▸ **Given problem**:
Go through the records and extract every line with the word "icon".

^^^^

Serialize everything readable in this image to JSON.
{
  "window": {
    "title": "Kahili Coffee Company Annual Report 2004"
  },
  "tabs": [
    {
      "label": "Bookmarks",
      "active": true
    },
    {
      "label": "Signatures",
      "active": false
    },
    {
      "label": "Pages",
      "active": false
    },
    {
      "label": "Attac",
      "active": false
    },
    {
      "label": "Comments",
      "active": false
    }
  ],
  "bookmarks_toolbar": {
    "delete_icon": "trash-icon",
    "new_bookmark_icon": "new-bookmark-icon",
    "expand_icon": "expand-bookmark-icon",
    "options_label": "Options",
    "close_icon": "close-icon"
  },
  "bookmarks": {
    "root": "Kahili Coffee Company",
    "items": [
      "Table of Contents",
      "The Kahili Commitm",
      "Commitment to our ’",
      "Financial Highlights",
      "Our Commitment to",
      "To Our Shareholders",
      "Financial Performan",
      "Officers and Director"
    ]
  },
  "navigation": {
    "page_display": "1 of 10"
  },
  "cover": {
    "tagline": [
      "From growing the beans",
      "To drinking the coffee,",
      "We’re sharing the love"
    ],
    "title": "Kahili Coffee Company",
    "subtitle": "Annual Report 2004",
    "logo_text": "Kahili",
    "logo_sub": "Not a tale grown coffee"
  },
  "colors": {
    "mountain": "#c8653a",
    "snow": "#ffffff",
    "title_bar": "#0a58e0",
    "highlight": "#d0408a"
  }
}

^^^^

▸ **Solved problem**:
    "delete_icon": "trash-icon",
    "new_bookmark_icon": "new-bookmark-icon",
    "expand_icon": "expand-bookmark-icon",
    "close_icon": "close-icon"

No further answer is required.